● Written exercise
Write the data out again, exactly as given.

● Stored data
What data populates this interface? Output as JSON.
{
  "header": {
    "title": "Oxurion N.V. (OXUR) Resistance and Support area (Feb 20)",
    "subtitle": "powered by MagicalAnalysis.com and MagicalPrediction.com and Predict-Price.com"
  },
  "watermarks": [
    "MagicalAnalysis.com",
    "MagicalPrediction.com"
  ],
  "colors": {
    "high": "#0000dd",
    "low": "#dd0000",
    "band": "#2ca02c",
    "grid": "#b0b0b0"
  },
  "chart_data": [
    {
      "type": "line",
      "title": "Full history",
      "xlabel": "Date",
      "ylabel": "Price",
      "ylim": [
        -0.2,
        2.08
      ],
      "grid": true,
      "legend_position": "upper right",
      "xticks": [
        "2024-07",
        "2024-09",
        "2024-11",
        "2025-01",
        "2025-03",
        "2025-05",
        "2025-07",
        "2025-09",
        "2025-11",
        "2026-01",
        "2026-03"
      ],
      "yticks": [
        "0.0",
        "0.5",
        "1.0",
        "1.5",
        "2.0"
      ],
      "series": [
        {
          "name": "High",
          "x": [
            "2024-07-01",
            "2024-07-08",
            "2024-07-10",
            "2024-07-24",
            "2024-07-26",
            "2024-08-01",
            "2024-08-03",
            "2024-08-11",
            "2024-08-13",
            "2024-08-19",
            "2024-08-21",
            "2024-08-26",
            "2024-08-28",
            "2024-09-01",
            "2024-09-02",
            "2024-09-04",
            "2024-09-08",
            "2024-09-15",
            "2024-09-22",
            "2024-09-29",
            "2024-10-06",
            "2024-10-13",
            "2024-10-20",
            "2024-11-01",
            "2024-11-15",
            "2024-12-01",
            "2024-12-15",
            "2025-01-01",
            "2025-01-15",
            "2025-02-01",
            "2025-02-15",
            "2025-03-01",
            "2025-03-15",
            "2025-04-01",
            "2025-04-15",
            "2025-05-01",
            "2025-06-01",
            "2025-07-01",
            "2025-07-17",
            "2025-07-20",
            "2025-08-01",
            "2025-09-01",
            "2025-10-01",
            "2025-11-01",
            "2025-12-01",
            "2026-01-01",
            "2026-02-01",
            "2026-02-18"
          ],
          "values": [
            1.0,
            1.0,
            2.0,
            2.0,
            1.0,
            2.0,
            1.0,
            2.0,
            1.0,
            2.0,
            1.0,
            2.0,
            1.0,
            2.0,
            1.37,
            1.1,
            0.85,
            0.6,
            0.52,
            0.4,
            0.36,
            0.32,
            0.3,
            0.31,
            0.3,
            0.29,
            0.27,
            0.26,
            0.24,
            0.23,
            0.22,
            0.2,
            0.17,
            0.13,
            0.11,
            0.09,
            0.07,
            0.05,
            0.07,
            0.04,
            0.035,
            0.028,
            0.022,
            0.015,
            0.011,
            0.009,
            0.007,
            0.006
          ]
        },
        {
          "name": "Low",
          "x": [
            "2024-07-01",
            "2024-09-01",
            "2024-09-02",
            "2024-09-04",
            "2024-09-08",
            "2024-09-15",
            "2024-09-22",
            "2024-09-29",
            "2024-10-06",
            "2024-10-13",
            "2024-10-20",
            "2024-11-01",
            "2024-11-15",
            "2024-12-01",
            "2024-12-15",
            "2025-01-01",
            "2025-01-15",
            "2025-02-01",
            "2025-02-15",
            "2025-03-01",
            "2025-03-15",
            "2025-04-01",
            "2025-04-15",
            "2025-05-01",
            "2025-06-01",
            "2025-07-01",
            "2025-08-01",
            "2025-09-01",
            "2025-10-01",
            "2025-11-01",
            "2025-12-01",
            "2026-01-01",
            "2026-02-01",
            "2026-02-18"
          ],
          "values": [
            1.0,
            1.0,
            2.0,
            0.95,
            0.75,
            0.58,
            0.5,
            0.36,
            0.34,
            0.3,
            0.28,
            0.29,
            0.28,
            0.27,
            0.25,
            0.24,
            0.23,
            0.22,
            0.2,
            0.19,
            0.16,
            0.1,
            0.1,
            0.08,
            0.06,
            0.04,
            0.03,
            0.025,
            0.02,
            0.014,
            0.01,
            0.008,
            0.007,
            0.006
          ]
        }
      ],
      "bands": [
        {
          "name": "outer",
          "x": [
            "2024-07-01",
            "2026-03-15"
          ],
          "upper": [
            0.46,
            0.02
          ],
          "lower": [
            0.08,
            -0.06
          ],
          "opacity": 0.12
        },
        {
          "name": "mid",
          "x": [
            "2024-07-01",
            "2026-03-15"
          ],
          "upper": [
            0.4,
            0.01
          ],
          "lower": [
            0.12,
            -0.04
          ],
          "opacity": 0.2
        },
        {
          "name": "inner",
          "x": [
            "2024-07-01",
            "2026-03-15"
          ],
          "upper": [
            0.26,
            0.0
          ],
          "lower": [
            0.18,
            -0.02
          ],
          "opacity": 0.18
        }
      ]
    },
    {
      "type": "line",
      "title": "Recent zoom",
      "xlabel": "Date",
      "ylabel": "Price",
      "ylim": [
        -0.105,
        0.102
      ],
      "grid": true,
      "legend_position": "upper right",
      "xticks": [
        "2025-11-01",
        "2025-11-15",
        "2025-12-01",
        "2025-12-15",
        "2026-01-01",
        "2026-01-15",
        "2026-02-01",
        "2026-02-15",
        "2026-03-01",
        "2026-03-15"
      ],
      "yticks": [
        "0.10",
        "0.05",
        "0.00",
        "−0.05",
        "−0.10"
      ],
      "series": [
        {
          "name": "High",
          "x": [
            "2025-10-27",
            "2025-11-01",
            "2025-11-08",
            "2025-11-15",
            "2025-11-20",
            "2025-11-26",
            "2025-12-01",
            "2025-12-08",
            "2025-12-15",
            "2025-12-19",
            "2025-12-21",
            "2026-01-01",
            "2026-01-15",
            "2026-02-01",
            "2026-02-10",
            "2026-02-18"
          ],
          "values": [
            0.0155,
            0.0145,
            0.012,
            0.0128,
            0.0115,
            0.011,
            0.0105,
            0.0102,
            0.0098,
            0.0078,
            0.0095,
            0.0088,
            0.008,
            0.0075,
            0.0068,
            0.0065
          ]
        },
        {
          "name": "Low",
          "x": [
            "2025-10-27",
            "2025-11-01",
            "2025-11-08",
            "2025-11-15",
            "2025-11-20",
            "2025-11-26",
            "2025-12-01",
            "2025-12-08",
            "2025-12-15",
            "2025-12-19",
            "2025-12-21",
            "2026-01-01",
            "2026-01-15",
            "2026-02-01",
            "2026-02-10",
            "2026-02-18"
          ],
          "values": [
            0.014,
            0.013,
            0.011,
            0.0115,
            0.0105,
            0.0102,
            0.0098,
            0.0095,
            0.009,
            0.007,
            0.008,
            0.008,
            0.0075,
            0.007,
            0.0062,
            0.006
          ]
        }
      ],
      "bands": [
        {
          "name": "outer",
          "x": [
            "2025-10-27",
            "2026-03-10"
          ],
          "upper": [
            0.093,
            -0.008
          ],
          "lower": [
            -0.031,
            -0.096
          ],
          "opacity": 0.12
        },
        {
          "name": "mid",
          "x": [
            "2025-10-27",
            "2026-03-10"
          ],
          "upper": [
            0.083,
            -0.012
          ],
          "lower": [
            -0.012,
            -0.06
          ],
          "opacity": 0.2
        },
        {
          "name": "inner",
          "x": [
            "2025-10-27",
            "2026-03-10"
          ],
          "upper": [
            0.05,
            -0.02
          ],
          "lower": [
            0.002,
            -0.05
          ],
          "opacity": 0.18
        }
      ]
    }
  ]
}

● Completed exercise
What data populates this interface? Output as JSON.
{
  "header": {
    "title": "Oxurion N.V. (OXUR) Resistance and Support area (Feb 20)",
    "subtitle": "powered by MagicalAnalysis.com and MagicalPrediction.com and Predict-Price.com"
  },
  "watermarks": [
    "MagicalAnalysis.com",
    "MagicalPrediction.com"
  ],
  "colors": {
    "high": "#0000dd",
    "low": "#dd0000",
    "band": "#2ca02c",
    "grid": "#b0b0b0"
  },
  "chart_data": [
    {
      "type": "line",
      "title": "Full history",
      "xlabel": "Date",
      "ylabel": "Price",
      "ylim": [
        -0.2,
        2.08
      ],
      "grid": true,
      "legend_position": "upper right",
      "xticks": [
        "2024-07",
        "2024-09",
        "2024-11",
        "2025-01",
        "2025-03",
        "2025-05",
        "2025-07",
        "2025-09",
        "2025-11",
        "2026-01",
        "2026-03"
      ],
      "yticks": [
        "0.0",
        "0.5",
        "1.0",
        "1.5",
        "2.0"
      ],
      "series": [
        {
          "name": "High",
          "x": [
            "2024-07-01",
            "2024-07-08",
            "2024-07-10",
            "2024-07-24",
            "2024-07-26",
            "2024-08-01",
            "2024-08-03",
            "2024-08-11",
            "2024-08-13",
            "2024-08-19",
            "2024-08-21",
            "2024-08-26",
            "2024-08-28",
            "2024-09-01",
            "2024-09-02",
            "2024-09-04",
            "2024-09-08",
            "2024-09-15",
            "2024-09-22",
            "2024-09-29",
            "2024-10-06",
            "2024-10-13",
            "2024-10-20",
            "2024-11-01",
            "2024-11-15",
            "2024-12-01",
            "2024-12-15",
            "2025-01-01",
            "2025-01-15",
            "2025-02-01",
            "2025-02-15",
            "2025-03-01",
            "2025-03-15",
            "2025-04-01",
            "2025-04-15",
            "2025-05-01",
            "2025-06-01",
            "2025-07-01",
            "2025-07-17",
            "2025-07-20",
            "2025-08-01",
            "2025-09-01",
            "2025-10-01",
            "2025-11-01",
            "2025-12-01",
            "2026-01-01",
            "2026-02-01",
            "2026-02-18"
          ],
          "values": [
            1.0,
            1.0,
            2.0,
            2.0,
            1.0,
            2.0,
            1.0,
            2.0,
            1.0,
            2.0,
            1.0,
            2.0,
            1.0,
            2.0,
            1.37,
            1.1,
            0.85,
            0.6,
            0.52,
            0.4,
            0.36,
            0.32,
            0.3,
            0.31,
            0.3,
            0.29,
            0.27,
            0.26,
            0.24,
            0.23,
            0.22,
            0.2,
            0.17,
            0.13,
            0.11,
            0.09,
            0.07,
            0.05,
            0.07,
            0.04,
            0.035,
            0.028,
            0.022,
            0.015,
            0.011,
            0.009,
            0.007,
            0.006
          ]
        },
        {
          "name": "Low",
          "x": [
            "2024-07-01",
            "2024-09-01",
            "2024-09-02",
            "2024-09-04",
            "2024-09-08",
            "2024-09-15",
            "2024-09-22",
            "2024-09-29",
            "2024-10-06",
            "2024-10-13",
            "2024-10-20",
            "2024-11-01",
            "2024-11-15",
            "2024-12-01",
            "2024-12-15",
            "2025-01-01",
            "2025-01-15",
            "2025-02-01",
            "2025-02-15",
            "2025-03-01",
            "2025-03-15",
            "2025-04-01",
            "2025-04-15",
            "2025-05-01",
            "2025-06-01",
            "2025-07-01",
            "2025-08-01",
            "2025-09-01",
            "2025-10-01",
            "2025-11-01",
            "2025-12-01",
            "2026-01-01",
            "2026-02-01",
            "2026-02-18"
          ],
          "values": [
            1.0,
            1.0,
            2.0,
            0.95,
            0.75,
            0.58,
            0.5,
            0.36,
            0.34,
            0.3,
            0.28,
            0.29,
            0.28,
            0.27,
            0.25,
            0.24,
            0.23,
            0.22,
            0.2,
            0.19,
            0.16,
            0.1,
            0.1,
            0.08,
            0.06,
            0.04,
            0.03,
            0.025,
            0.02,
            0.014,
            0.01,
            0.008,
            0.007,
            0.006
          ]
        }
      ],
      "bands": [
        {
          "name": "outer",
          "x": [
            "2024-07-01",
            "2026-03-15"
          ],
          "upper": [
            0.46,
            0.02
          ],
          "lower": [
            0.08,
            -0.06
          ],
          "opacity": 0.12
        },
        {
          "name": "mid",
          "x": [
            "2024-07-01",
            "2026-03-15"
          ],
          "upper": [
            0.4,
            0.01
          ],
          "lower": [
            0.12,
            -0.04
          ],
          "opacity": 0.2
        },
        {
          "name": "inner",
          "x": [
            "2024-07-01",
            "2026-03-15"
          ],
          "upper": [
            0.26,
            0.0
          ],
          "lower": [
            0.18,
            -0.02
          ],
          "opacity": 0.18
        }
      ]
    },
    {
      "type": "line",
      "title": "Recent zoom",
      "xlabel": "Date",
      "ylabel": "Price",
      "ylim": [
        -0.105,
        0.102
      ],
      "grid": true,
      "legend_position": "upper right",
      "xticks": [
        "2025-11-01",
        "2025-11-15",
        "2025-12-01",
        "2025-12-15",
        "2026-01-01",
        "2026-01-15",
        "2026-02-01",
        "2026-02-15",
        "2026-03-01",
        "2026-03-15"
      ],
      "yticks": [
        "0.10",
        "0.05",
        "0.00",
        "−0.05",
        "−0.10"
      ],
      "series": [
        {
          "name": "High",
          "x": [
            "2025-10-27",
            "2025-11-01",
            "2025-11-08",
            "2025-11-15",
            "2025-11-20",
            "2025-11-26",
            "2025-12-01",
            "2025-12-08",
            "2025-12-15",
            "2025-12-19",
            "2025-12-21",
            "2026-01-01",
            "2026-01-15",
            "2026-02-01",
            "2026-02-10",
            "2026-02-18"
          ],
          "values": [
            0.0155,
            0.0145,
            0.012,
            0.0128,
            0.0115,
            0.011,
            0.0105,
            0.0102,
            0.0098,
            0.0078,
            0.0095,
            0.0088,
            0.008,
            0.0075,
            0.0068,
            0.0065
          ]
        },
        {
          "name": "Low",
          "x": [
            "2025-10-27",
            "2025-11-01",
            "2025-11-08",
            "2025-11-15",
            "2025-11-20",
            "2025-11-26",
            "2025-12-01",
            "2025-12-08",
            "2025-12-15",
            "2025-12-19",
            "2025-12-21",
            "2026-01-01",
            "2026-01-15",
            "2026-02-01",
            "2026-02-10",
            "2026-02-18"
          ],
          "values": [
            0.014,
            0.013,
            0.011,
            0.0115,
            0.0105,
            0.0102,
            0.0098,
            0.0095,
            0.009,
            0.007,
            0.008,
            0.008,
            0.0075,
            0.007,
            0.0062,
            0.006
          ]
        }
      ],
      "bands": [
        {
          "name": "outer",
          "x": [
            "2025-10-27",
            "2026-03-10"
          ],
          "upper": [
            0.093,
            -0.008
          ],
          "lower": [
            -0.031,
            -0.096
          ],
          "opacity": 0.12
        },
        {
          "name": "mid",
          "x": [
            "2025-10-27",
            "2026-03-10"
          ],
          "upper": [
            0.083,
            -0.012
          ],
          "lower": [
            -0.012,
            -0.06
          ],
          "opacity": 0.2
        },
        {
          "name": "inner",
          "x": [
            "2025-10-27",
            "2026-03-10"
          ],
          "upper": [
            0.05,
            -0.02
          ],
          "lower": [
            0.002,
            -0.05
          ],
          "opacity": 0.18
        }
      ]
    }
  ]
}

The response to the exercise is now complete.